- [DO THIS]: Go through the material below and copy each line where the word "панель" appears.

● ● ●

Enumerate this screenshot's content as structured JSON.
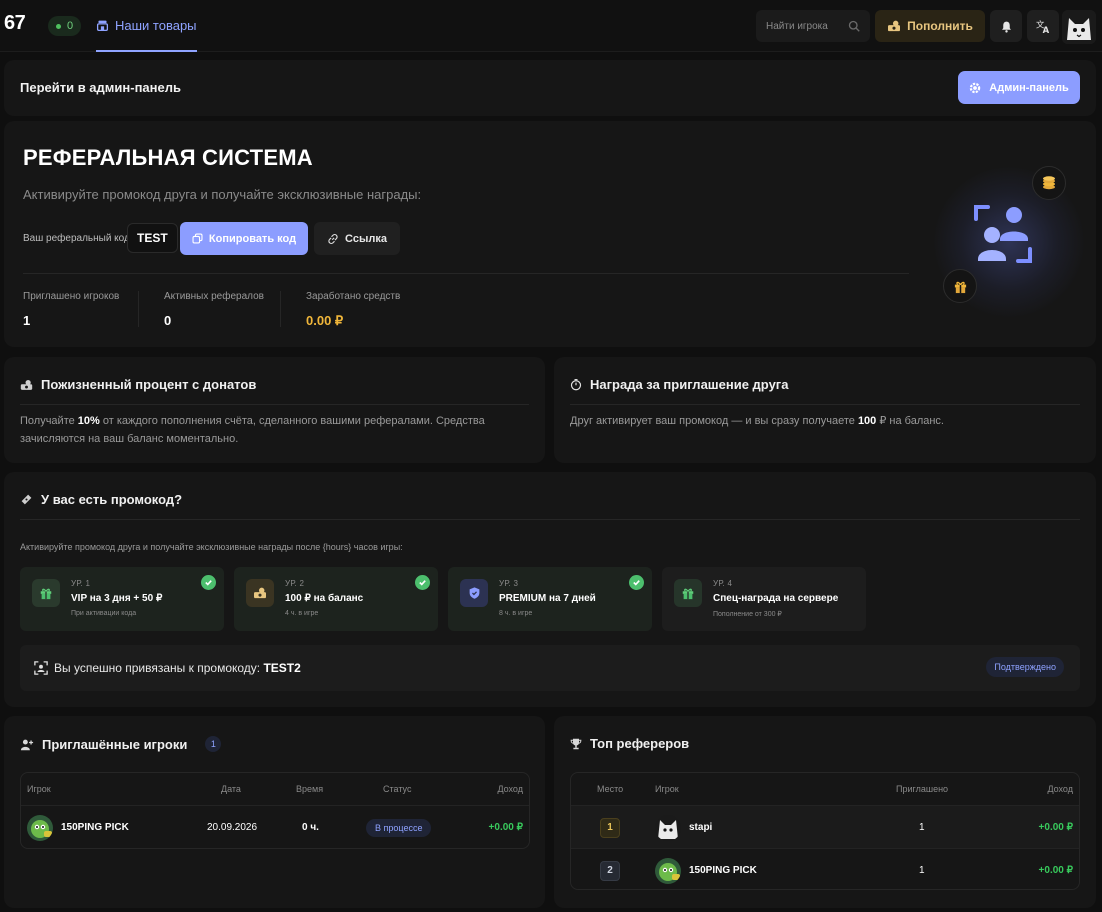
{
  "header": {
    "logo": "67",
    "online_count": "0",
    "nav_tab": "Наши товары",
    "search_placeholder": "Найти игрока",
    "topup_label": "Пополнить"
  },
  "admin": {
    "title": "Перейти в админ-панель",
    "button": "Админ-панель"
  },
  "referral": {
    "title": "РЕФЕРАЛЬНАЯ СИСТЕМА",
    "subtitle": "Активируйте промокод друга и получайте эксклюзивные награды:",
    "code_label": "Ваш реферальный код:",
    "code": "TEST",
    "copy_button": "Копировать код",
    "link_button": "Ссылка",
    "stats": [
      {
        "label": "Приглашено игроков",
        "value": "1"
      },
      {
        "label": "Активных рефералов",
        "value": "0"
      },
      {
        "label": "Заработано средств",
        "value": "0.00 ₽"
      }
    ]
  },
  "lifetime": {
    "title": "Пожизненный процент с донатов",
    "text_before": "Получайте ",
    "highlight": "10%",
    "text_after": " от каждого пополнения счёта, сделанного вашими рефералами. Средства зачисляются на ваш баланс моментально."
  },
  "invite_reward": {
    "title": "Награда за приглашение друга",
    "text_before": "Друг активирует ваш промокод — и вы сразу получаете ",
    "highlight": "100",
    "text_after": " ₽ на баланс."
  },
  "promo": {
    "title": "У вас есть промокод?",
    "subtitle": "Активируйте промокод друга и получайте эксклюзивные награды после {hours} часов игры:",
    "levels": [
      {
        "level": "УР. 1",
        "name": "VIP на 3 дня + 50 ₽",
        "desc": "При активации кода",
        "done": true,
        "icon": "gift-icon"
      },
      {
        "level": "УР. 2",
        "name": "100 ₽ на баланс",
        "desc": "4 ч. в игре",
        "done": true,
        "icon": "money-icon"
      },
      {
        "level": "УР. 3",
        "name": "PREMIUM на 7 дней",
        "desc": "8 ч. в игре",
        "done": true,
        "icon": "shield-icon"
      },
      {
        "level": "УР. 4",
        "name": "Спец-награда на сервере",
        "desc": "Пополнение от 300 ₽",
        "done": false,
        "icon": "gift-icon"
      }
    ],
    "bound_text": "Вы успешно привязаны к промокоду: ",
    "bound_code": "TEST2",
    "bound_status": "Подтверждено"
  },
  "invited": {
    "title": "Приглашённые игроки",
    "count": "1",
    "columns": [
      "Игрок",
      "Дата",
      "Время",
      "Статус",
      "Доход"
    ],
    "rows": [
      {
        "player": "150PING PICK",
        "date": "20.09.2026",
        "time": "0 ч.",
        "status": "В процессе",
        "income": "+0.00 ₽"
      }
    ]
  },
  "top": {
    "title": "Топ рефереров",
    "columns": [
      "Место",
      "Игрок",
      "Приглашено",
      "Доход"
    ],
    "rows": [
      {
        "place": "1",
        "player": "stapi",
        "invited": "1",
        "income": "+0.00 ₽"
      },
      {
        "place": "2",
        "player": "150PING PICK",
        "invited": "1",
        "income": "+0.00 ₽"
      }
    ]
  },
  "colors": {
    "accent": "#8c9dff",
    "gold": "#f0b63a",
    "success": "#38c95c"
  }
}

● ● ●

- [EXPECTED ANSWER]:
    "title": "Перейти в админ-панель",
    "button": "Админ-панель"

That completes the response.